▶ **Supplied records**:
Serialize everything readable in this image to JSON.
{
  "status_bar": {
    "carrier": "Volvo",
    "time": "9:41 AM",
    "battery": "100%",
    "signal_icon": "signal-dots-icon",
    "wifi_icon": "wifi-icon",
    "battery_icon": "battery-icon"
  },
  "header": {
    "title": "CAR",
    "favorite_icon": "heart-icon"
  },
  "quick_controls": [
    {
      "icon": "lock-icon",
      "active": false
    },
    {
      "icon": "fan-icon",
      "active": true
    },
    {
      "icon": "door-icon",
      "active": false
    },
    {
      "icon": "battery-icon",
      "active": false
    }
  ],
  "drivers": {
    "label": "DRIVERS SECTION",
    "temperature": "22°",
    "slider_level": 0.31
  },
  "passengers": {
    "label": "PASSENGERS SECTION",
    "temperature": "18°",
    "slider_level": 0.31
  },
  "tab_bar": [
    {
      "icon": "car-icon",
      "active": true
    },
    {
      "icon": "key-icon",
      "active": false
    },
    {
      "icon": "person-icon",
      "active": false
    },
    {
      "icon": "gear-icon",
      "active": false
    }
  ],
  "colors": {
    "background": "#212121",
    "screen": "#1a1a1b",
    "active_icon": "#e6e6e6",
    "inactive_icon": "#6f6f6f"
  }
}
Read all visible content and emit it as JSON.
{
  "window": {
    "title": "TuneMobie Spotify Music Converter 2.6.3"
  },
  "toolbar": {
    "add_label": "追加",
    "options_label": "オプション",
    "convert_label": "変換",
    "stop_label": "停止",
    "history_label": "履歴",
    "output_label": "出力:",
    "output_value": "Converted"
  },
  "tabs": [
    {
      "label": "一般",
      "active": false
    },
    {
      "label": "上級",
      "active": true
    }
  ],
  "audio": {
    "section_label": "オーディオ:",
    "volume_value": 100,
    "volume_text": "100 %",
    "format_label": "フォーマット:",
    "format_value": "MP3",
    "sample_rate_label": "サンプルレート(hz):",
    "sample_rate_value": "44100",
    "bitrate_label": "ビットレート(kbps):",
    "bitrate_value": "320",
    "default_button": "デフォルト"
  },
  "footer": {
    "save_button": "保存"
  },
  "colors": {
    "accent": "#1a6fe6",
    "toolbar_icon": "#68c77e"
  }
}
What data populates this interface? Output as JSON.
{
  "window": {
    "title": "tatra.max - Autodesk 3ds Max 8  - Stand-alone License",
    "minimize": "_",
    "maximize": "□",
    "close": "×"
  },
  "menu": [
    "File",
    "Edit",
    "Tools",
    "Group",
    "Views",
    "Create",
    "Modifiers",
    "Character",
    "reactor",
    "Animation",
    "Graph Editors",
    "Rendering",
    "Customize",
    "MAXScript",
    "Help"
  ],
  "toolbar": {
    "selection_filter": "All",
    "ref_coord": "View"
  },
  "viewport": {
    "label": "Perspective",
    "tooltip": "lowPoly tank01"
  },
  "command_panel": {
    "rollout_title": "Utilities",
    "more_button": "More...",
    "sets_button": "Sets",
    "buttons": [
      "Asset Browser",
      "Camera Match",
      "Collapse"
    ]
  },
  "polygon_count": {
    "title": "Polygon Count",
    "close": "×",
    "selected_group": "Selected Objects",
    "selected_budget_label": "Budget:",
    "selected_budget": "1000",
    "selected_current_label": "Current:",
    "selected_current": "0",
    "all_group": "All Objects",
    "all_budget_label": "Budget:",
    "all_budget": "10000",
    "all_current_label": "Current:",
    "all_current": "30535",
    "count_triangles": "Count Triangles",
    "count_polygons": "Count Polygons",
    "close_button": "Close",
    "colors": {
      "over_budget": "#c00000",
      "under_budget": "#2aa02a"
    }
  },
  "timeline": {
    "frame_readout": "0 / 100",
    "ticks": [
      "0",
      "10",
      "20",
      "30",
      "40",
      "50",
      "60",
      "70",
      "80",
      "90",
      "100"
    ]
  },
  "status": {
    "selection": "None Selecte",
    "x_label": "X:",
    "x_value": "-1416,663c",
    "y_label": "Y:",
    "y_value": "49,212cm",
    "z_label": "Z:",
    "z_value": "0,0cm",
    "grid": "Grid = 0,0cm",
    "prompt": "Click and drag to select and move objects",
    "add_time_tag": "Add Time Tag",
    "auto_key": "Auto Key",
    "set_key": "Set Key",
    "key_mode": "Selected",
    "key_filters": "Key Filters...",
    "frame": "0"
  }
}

▶ **Work instructions**: Above are the records; copy all of them exactly.

▶ **Solution**:
Serialize everything readable in this image to JSON.
{
  "status_bar": {
    "carrier": "Volvo",
    "time": "9:41 AM",
    "battery": "100%",
    "signal_icon": "signal-dots-icon",
    "wifi_icon": "wifi-icon",
    "battery_icon": "battery-icon"
  },
  "header": {
    "title": "CAR",
    "favorite_icon": "heart-icon"
  },
  "quick_controls": [
    {
      "icon": "lock-icon",
      "active": false
    },
    {
      "icon": "fan-icon",
      "active": true
    },
    {
      "icon": "door-icon",
      "active": false
    },
    {
      "icon": "battery-icon",
      "active": false
    }
  ],
  "drivers": {
    "label": "DRIVERS SECTION",
    "temperature": "22°",
    "slider_level": 0.31
  },
  "passengers": {
    "label": "PASSENGERS SECTION",
    "temperature": "18°",
    "slider_level": 0.31
  },
  "tab_bar": [
    {
      "icon": "car-icon",
      "active": true
    },
    {
      "icon": "key-icon",
      "active": false
    },
    {
      "icon": "person-icon",
      "active": false
    },
    {
      "icon": "gear-icon",
      "active": false
    }
  ],
  "colors": {
    "background": "#212121",
    "screen": "#1a1a1b",
    "active_icon": "#e6e6e6",
    "inactive_icon": "#6f6f6f"
  }
}
Read all visible content and emit it as JSON.
{
  "window": {
    "title": "TuneMobie Spotify Music Converter 2.6.3"
  },
  "toolbar": {
    "add_label": "追加",
    "options_label": "オプション",
    "convert_label": "変換",
    "stop_label": "停止",
    "history_label": "履歴",
    "output_label": "出力:",
    "output_value": "Converted"
  },
  "tabs": [
    {
      "label": "一般",
      "active": false
    },
    {
      "label": "上級",
      "active": true
    }
  ],
  "audio": {
    "section_label": "オーディオ:",
    "volume_value": 100,
    "volume_text": "100 %",
    "format_label": "フォーマット:",
    "format_value": "MP3",
    "sample_rate_label": "サンプルレート(hz):",
    "sample_rate_value": "44100",
    "bitrate_label": "ビットレート(kbps):",
    "bitrate_value": "320",
    "default_button": "デフォルト"
  },
  "footer": {
    "save_button": "保存"
  },
  "colors": {
    "accent": "#1a6fe6",
    "toolbar_icon": "#68c77e"
  }
}
What data populates this interface? Output as JSON.
{
  "window": {
    "title": "tatra.max - Autodesk 3ds Max 8  - Stand-alone License",
    "minimize": "_",
    "maximize": "□",
    "close": "×"
  },
  "menu": [
    "File",
    "Edit",
    "Tools",
    "Group",
    "Views",
    "Create",
    "Modifiers",
    "Character",
    "reactor",
    "Animation",
    "Graph Editors",
    "Rendering",
    "Customize",
    "MAXScript",
    "Help"
  ],
  "toolbar": {
    "selection_filter": "All",
    "ref_coord": "View"
  },
  "viewport": {
    "label": "Perspective",
    "tooltip": "lowPoly tank01"
  },
  "command_panel": {
    "rollout_title": "Utilities",
    "more_button": "More...",
    "sets_button": "Sets",
    "buttons": [
      "Asset Browser",
      "Camera Match",
      "Collapse"
    ]
  },
  "polygon_count": {
    "title": "Polygon Count",
    "close": "×",
    "selected_group": "Selected Objects",
    "selected_budget_label": "Budget:",
    "selected_budget": "1000",
    "selected_current_label": "Current:",
    "selected_current": "0",
    "all_group": "All Objects",
    "all_budget_label": "Budget:",
    "all_budget": "10000",
    "all_current_label": "Current:",
    "all_current": "30535",
    "count_triangles": "Count Triangles",
    "count_polygons": "Count Polygons",
    "close_button": "Close",
    "colors": {
      "over_budget": "#c00000",
      "under_budget": "#2aa02a"
    }
  },
  "timeline": {
    "frame_readout": "0 / 100",
    "ticks": [
      "0",
      "10",
      "20",
      "30",
      "40",
      "50",
      "60",
      "70",
      "80",
      "90",
      "100"
    ]
  },
  "status": {
    "selection": "None Selecte",
    "x_label": "X:",
    "x_value": "-1416,663c",
    "y_label": "Y:",
    "y_value": "49,212cm",
    "z_label": "Z:",
    "z_value": "0,0cm",
    "grid": "Grid = 0,0cm",
    "prompt": "Click and drag to select and move objects",
    "add_time_tag": "Add Time Tag",
    "auto_key": "Auto Key",
    "set_key": "Set Key",
    "key_mode": "Selected",
    "key_filters": "Key Filters...",
    "frame": "0"
  }
}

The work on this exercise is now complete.